Provided records »
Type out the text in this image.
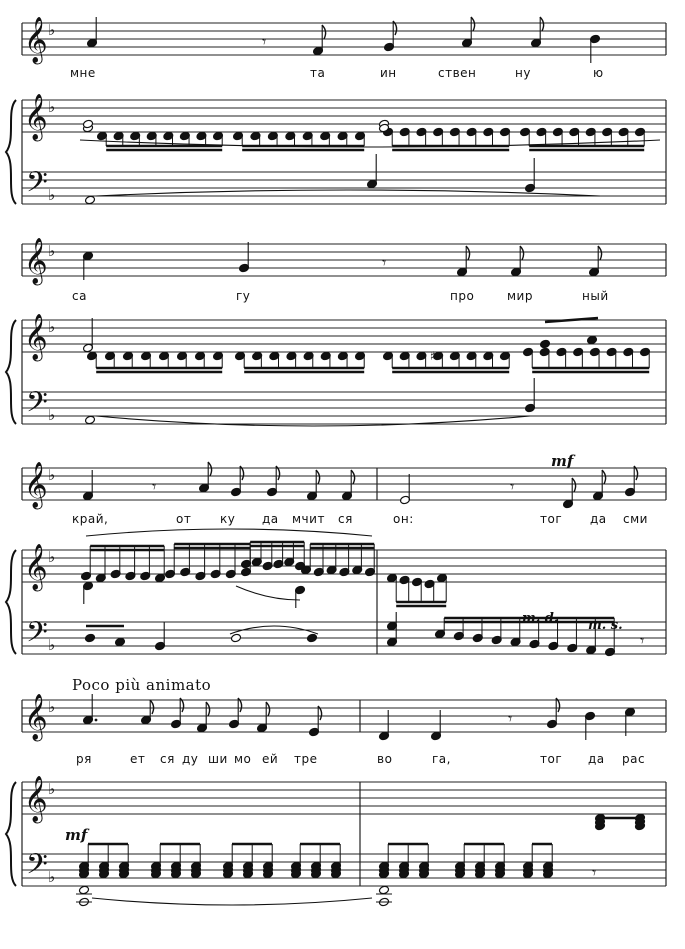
𝄞
𝄞
𝄢
♭
♭
♭
𝄾
𝄞
𝄞
𝄢
♭
♭
♭
𝄾
♯
𝄞
𝄞
𝄢
♭
♭
♭
𝄾	𝄾
𝄾
𝄞
𝄞
𝄢
♭
♭
♭
𝄾
𝄾
мне	та	ин	ствен	ну	ю
са	гу	про	мир	ный
край,	от ку да мчит ся	он:	тог да сми
mf
m. d. m. s.
Poco più animato
mf
ря	ет ся ду ши мо ей тре	во	га,	тог да рас
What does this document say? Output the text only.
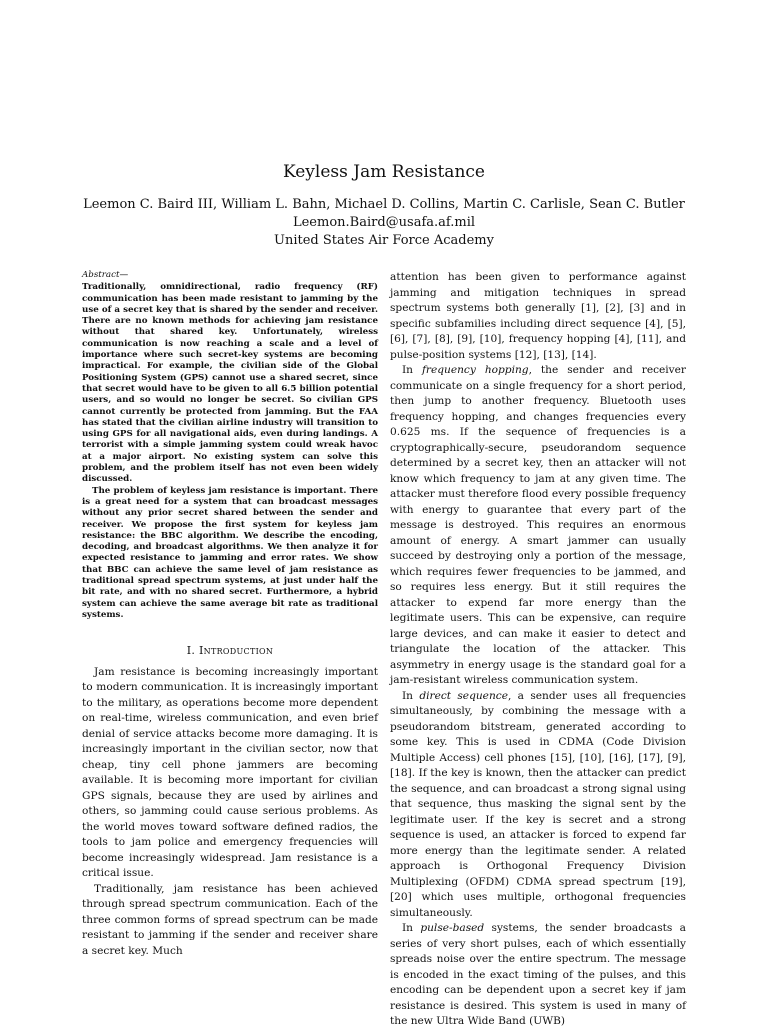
Keyless Jam Resistance

Leemon C. Baird III, William L. Bahn, Michael D. Collins, Martin C. Carlisle, Sean C. Butler

Leemon.Baird@usafa.af.mil

United States Air Force Academy

Abstract—

Traditionally, omnidirectional, radio frequency (RF) communication has been made resistant to jamming by the use of a secret key that is shared by the sender and receiver. There are no known methods for achieving jam resistance without that shared key. Unfortunately, wireless communication is now reaching a scale and a level of importance where such secret-key systems are becoming impractical. For example, the civilian side of the Global Positioning System (GPS) cannot use a shared secret, since that secret would have to be given to all 6.5 billion potential users, and so would no longer be secret. So civilian GPS cannot currently be protected from jamming. But the FAA has stated that the civilian airline industry will transition to using GPS for all navigational aids, even during landings. A terrorist with a simple jamming system could wreak havoc at a major airport. No existing system can solve this problem, and the problem itself has not even been widely discussed.

The problem of keyless jam resistance is important. There is a great need for a system that can broadcast messages without any prior secret shared between the sender and receiver. We propose the first system for keyless jam resistance: the BBC algorithm. We describe the encoding, decoding, and broadcast algorithms. We then analyze it for expected resistance to jamming and error rates. We show that BBC can achieve the same level of jam resistance as traditional spread spectrum systems, at just under half the bit rate, and with no shared secret. Furthermore, a hybrid system can achieve the same average bit rate as traditional systems.

I. Introduction

Jam resistance is becoming increasingly important to modern communication. It is increasingly important to the military, as operations become more dependent on real-time, wireless communication, and even brief denial of service attacks become more damaging. It is increasingly important in the civilian sector, now that cheap, tiny cell phone jammers are becoming available. It is becoming more important for civilian GPS signals, because they are used by airlines and others, so jamming could cause serious problems. As the world moves toward software defined radios, the tools to jam police and emergency frequencies will become increasingly widespread. Jam resistance is a critical issue.

Traditionally, jam resistance has been achieved through spread spectrum communication. Each of the three common forms of spread spectrum can be made resistant to jamming if the sender and receiver share a secret key. Much

attention has been given to performance against jamming and mitigation techniques in spread spectrum systems both generally [1], [2], [3] and in specific subfamilies including direct sequence [4], [5], [6], [7], [8], [9], [10], frequency hopping [4], [11], and pulse-position systems [12], [13], [14].

In frequency hopping, the sender and receiver communicate on a single frequency for a short period, then jump to another frequency. Bluetooth uses frequency hopping, and changes frequencies every 0.625 ms. If the sequence of frequencies is a cryptographically-secure, pseudorandom sequence determined by a secret key, then an attacker will not know which frequency to jam at any given time. The attacker must therefore flood every possible frequency with energy to guarantee that every part of the message is destroyed. This requires an enormous amount of energy. A smart jammer can usually succeed by destroying only a portion of the message, which requires fewer frequencies to be jammed, and so requires less energy. But it still requires the attacker to expend far more energy than the legitimate users. This can be expensive, can require large devices, and can make it easier to detect and triangulate the location of the attacker. This asymmetry in energy usage is the standard goal for a jam-resistant wireless communication system.

In direct sequence, a sender uses all frequencies simultaneously, by combining the message with a pseudorandom bitstream, generated according to some key. This is used in CDMA (Code Division Multiple Access) cell phones [15], [10], [16], [17], [9], [18]. If the key is known, then the attacker can predict the sequence, and can broadcast a strong signal using that sequence, thus masking the signal sent by the legitimate user. If the key is secret and a strong sequence is used, an attacker is forced to expend far more energy than the legitimate sender. A related approach is Orthogonal Frequency Division Multiplexing (OFDM) CDMA spread spectrum [19], [20] which uses multiple, orthogonal frequencies simultaneously.

In pulse-based systems, the sender broadcasts a series of very short pulses, each of which essentially spreads noise over the entire spectrum. The message is encoded in the exact timing of the pulses, and this encoding can be dependent upon a secret key if jam resistance is desired. This system is used in many of the new Ultra Wide Band (UWB)
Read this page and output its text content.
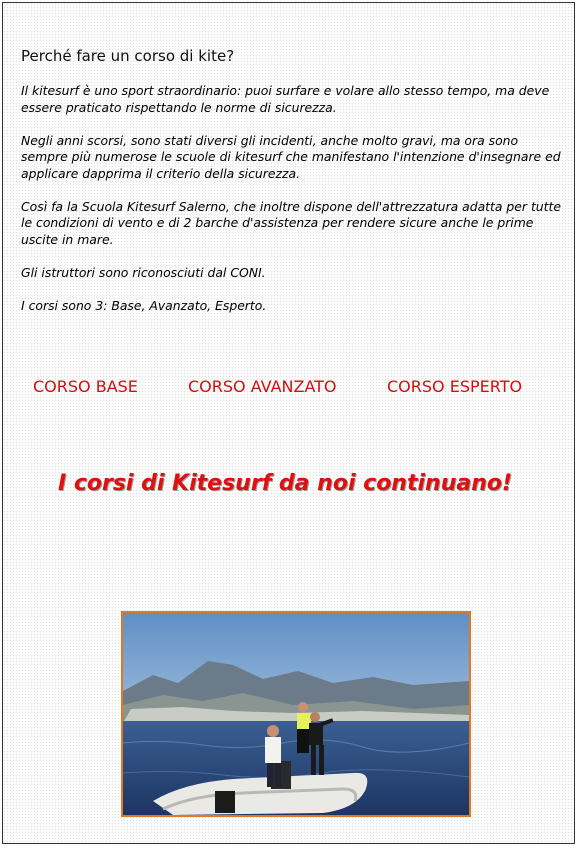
Perché fare un corso di kite?

Il kitesurf è uno sport straordinario: puoi surfare e volare allo stesso tempo, ma deve essere praticato rispettando le norme di sicurezza.

Negli anni scorsi, sono stati diversi gli incidenti, anche molto gravi, ma ora sono sempre più numerose le scuole di kitesurf che manifestano l'intenzione d'insegnare ed applicare dapprima il criterio della sicurezza.

Così fa la Scuola Kitesurf Salerno, che inoltre dispone dell'attrezzatura adatta per tutte le condizioni di vento e di 2 barche d'assistenza per rendere sicure anche le prime uscite in mare.

Gli istruttori sono riconosciuti dal CONI.

I corsi sono 3: Base, Avanzato, Esperto.

CORSO BASE	CORSO AVANZATO	CORSO ESPERTO

I corsi di Kitesurf da noi continuano!
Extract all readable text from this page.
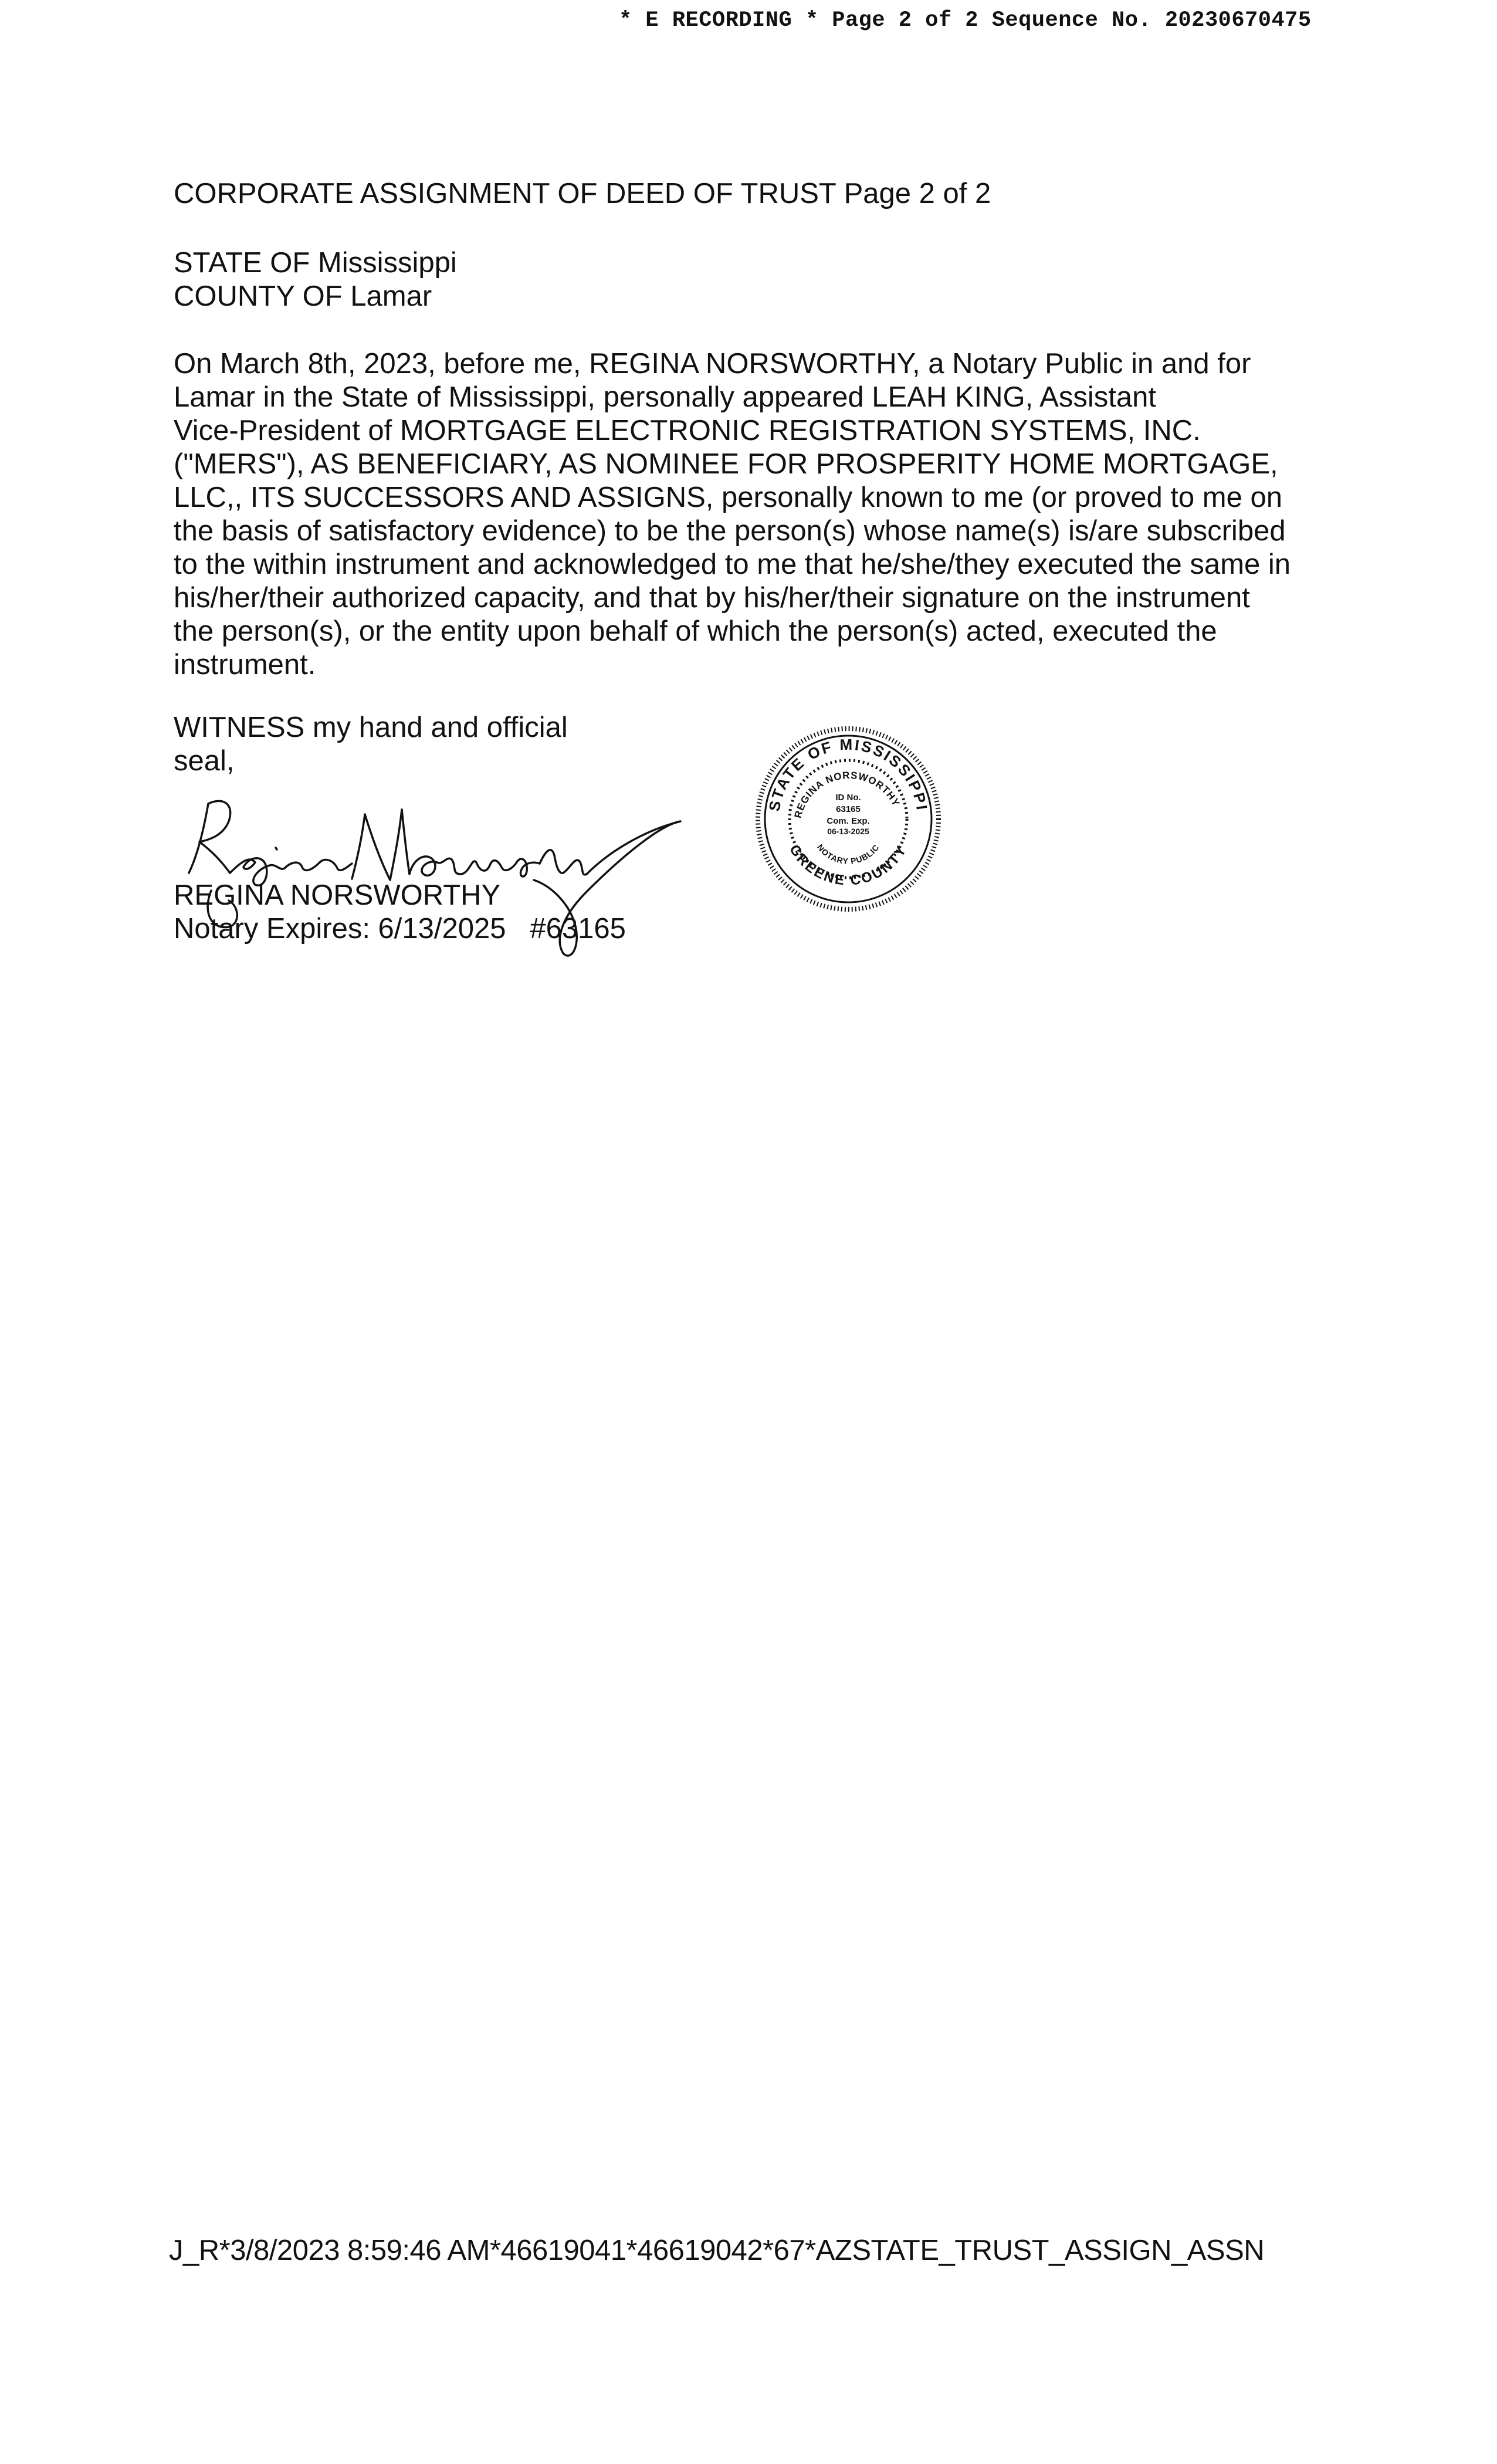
* E RECORDING * Page 2 of 2 Sequence No. 20230670475
CORPORATE ASSIGNMENT OF DEED OF TRUST Page 2 of 2
STATE OF Mississippi
COUNTY OF Lamar
On March 8th, 2023, before me, REGINA NORSWORTHY, a Notary Public in and for
Lamar in the State of Mississippi, personally appeared LEAH KING, Assistant
Vice-President of MORTGAGE ELECTRONIC REGISTRATION SYSTEMS, INC.
("MERS"), AS BENEFICIARY, AS NOMINEE FOR PROSPERITY HOME MORTGAGE,
LLC,, ITS SUCCESSORS AND ASSIGNS, personally known to me (or proved to me on
the basis of satisfactory evidence) to be the person(s) whose name(s) is/are subscribed
to the within instrument and acknowledged to me that he/she/they executed the same in
his/her/their authorized capacity, and that by his/her/their signature on the instrument
the person(s), or the entity upon behalf of which the person(s) acted, executed the
instrument.
WITNESS my hand and official
seal,
REGINA NORSWORTHY
Notary Expires: 6/13/2025   #63165
STATE OF MISSISSIPPI
REGINA NORSWORTHY
GREENE COUNTY
NOTARY PUBLIC
ID No.
63165
Com. Exp.
06-13-2025
J_R*3/8/2023 8:59:46 AM*46619041*46619042*67*AZSTATE_TRUST_ASSIGN_ASSN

Problem description »
How many lines of the listing above include the word "Leemon"? Reply with the number alone.

Answer »
2